* **PROBLEM SET**:
**A.** From the forum thread about a cat in the refrigerator, reproduce word for word the part that opens with the words containing "## Oriole (Jan" and closes with "(Feb 1, 2007)".
**B.** Check each statement against the forum thread about a cat in the refrigerator. Answer yes or no, and quote the words that decide it.
(i) After being shut inside for a minute, Fred was found eating potatoes.
(ii) Oriole fitted child locks on the refrigerator.
(iii) Metoo jumps into the fridge when yingying's mom opens the door.
**C.** In the forum thread about a cat in the refrigerator, what breed is hal1's cat?

* **SELECTED PASSAGE**:
## START
# Cat loves to be IN refrigerator.



## crstroik (Aug 20, 2011)

Now this is a first for me. I've had counter surfers, beggars and other food brats, but Fred LOVES the refrigerator. I've tried spraying with water, saying NO!, can with coins. Once when he went in I closed the door for a minute thinking he would realize the door is closed and it would be a deterrent - I open the door and he is eating potatoes and purring!! Now I know to check to make sure he didn't sneak in any time I open the refrigerator door, but I worry he could sneak in when I am going to leave somewhere, or that someone else would (naturally:roll not think to check the refrigerator for a cat. Any suggestions would be welcome.


----------



## Cats&Plants (Aug 20, 2011)

Wow. That is unusual. Kisa and Logan did that once, but shutting the door was enough to curb them. I'd post a note for others to see to remind them to check the fridge for him, but other than that you've done all I can think of. I am sure someone here will have a brilliant idea for you .


----------



## hal1 (Jul 16, 2011)

If anyone has any ideas of how to keep my cat out of ANYWHERE he finds inviting, I'd like to know.

I've tried closing the fridge door for a minute ( I have to stand there 'cause I know if I walk away I'll forget) but it has no effect. If I accidentally close him in a closet he'll start to meow after about a half hour, and will casually walk out when I open it. My bengal is very brave, but very relaxed also.

FWIW, the less of a big deal I make out of it, the less he goes were he shouldn't. He'll still go where I don't want him to, but not with the same determination and zest.


----------



## yingying (Jul 19, 2011)

I got one fridge diver here too. My Metoo will take every chance to jump into the fridge whenever I open it. I never tried to train her not doing it though. I just pick her up and close the door. Yet she never dare to jump in fridge when my mom open the door. Only peeping. I guess she knows who is the boss


----------



## Goldtanker (Jan 9, 2011)

Another example of why cat behavior is beyond comprehension to me. I guess that's what makes them so interesting. BTW, here is Midnight, the wild cat, returning to the garage after a few hours in the giant refrigerator we call Minnesota. :wink:


----------



## Oriole (Jan 11, 2010)

Get a child lock. My boy opens and prowls all my kitchen cabinets while I'm at work, so I put simple child locks on all of them. Works like a charm


----------



## Kobster (Feb 1, 2007)

Ha! Ninja did that for the first year of his life! As long as he finds it rewarding, he will keep doing it. My new fridge doesn't have any shelfs at kitty level so food isn't immediatley available and he hasn't tried to crawl inside yet.


----------



## crstroik (Aug 20, 2011)

Goldtanker thanks for the picture! That does put it in perspective  I'm happy to hear that Fred is not the only fridge diver out there. I will have to get a child lock for the door.


----------
## END
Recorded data
## START
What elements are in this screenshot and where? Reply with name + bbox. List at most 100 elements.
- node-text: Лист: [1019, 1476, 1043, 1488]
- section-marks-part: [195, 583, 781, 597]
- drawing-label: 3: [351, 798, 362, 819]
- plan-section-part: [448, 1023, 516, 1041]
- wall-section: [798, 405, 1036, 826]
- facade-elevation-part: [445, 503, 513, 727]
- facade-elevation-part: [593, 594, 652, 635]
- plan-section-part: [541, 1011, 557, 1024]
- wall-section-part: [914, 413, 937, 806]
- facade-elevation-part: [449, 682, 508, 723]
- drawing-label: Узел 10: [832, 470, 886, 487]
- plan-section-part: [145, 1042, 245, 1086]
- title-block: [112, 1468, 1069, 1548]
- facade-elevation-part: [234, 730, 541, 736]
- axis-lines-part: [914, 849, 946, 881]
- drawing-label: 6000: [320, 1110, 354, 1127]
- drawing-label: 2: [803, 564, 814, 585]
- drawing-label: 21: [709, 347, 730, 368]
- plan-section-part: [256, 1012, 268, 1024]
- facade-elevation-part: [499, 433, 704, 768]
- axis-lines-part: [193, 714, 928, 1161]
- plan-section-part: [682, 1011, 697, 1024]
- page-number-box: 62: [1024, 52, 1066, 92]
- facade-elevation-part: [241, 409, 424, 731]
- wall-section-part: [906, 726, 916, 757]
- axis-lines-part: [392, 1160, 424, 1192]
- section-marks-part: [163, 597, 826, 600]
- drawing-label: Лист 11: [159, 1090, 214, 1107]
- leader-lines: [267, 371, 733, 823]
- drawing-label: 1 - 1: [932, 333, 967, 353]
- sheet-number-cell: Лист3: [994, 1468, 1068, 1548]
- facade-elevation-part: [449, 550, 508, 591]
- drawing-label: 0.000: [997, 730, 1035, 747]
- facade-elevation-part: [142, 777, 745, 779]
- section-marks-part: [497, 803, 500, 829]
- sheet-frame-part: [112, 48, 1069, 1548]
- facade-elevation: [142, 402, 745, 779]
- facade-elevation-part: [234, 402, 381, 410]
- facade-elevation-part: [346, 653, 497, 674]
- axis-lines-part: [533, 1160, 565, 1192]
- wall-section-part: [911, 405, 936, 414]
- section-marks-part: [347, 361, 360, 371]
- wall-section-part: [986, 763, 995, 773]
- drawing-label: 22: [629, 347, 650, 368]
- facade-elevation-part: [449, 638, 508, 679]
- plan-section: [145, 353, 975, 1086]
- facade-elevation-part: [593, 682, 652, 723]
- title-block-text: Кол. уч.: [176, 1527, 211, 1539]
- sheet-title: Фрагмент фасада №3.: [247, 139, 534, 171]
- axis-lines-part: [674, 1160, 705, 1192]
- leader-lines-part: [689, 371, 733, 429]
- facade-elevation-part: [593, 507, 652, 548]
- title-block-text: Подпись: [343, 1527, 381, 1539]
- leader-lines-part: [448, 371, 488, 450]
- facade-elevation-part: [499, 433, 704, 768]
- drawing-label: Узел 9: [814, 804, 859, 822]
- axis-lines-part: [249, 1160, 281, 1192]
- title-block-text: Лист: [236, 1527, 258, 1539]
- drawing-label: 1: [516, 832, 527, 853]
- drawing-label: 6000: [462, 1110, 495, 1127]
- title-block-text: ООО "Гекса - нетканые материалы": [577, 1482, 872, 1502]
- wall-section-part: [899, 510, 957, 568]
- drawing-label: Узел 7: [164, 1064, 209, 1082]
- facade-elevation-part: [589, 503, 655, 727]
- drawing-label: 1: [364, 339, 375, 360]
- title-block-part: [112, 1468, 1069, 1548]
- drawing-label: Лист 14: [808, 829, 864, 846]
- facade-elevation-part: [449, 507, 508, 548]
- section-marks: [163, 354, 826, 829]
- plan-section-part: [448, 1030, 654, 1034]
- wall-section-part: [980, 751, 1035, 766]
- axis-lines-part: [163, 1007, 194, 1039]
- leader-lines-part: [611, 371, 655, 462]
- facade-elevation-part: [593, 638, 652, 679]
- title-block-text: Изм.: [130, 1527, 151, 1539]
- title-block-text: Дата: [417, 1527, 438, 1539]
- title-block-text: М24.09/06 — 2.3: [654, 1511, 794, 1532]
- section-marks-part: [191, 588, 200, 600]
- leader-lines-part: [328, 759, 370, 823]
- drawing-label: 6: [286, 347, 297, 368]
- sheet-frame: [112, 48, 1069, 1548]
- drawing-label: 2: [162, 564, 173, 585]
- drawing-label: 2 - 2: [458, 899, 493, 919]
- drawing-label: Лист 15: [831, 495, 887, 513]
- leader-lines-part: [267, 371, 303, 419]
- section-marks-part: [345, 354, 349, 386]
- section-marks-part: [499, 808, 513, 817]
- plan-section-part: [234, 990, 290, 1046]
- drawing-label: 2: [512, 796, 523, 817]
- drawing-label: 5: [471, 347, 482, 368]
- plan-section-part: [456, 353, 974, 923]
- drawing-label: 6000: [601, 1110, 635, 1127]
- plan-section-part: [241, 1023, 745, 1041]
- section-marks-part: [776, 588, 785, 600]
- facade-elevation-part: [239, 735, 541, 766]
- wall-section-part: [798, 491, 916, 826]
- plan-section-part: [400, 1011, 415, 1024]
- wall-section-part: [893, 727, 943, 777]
## END
* **THE REPLIES**:
**A.**
## Oriole (Jan 11, 2010)

Get a child lock. My boy opens and prowls all my kitchen cabinets while I'm at work, so I put simple child locks on all of them. Works like a charm


----------



## Kobster (Feb 1, 2007)

**B.**
(i) Yes: "I open the door and he is eating potatoes and purring!!"
(ii) No: "My boy opens and prowls all my kitchen cabinets while I'm at work, so I put simple child locks on all of them."
(iii) No: "Yet she never dare to jump in fridge when my mom open the door."

**C.** A Bengal.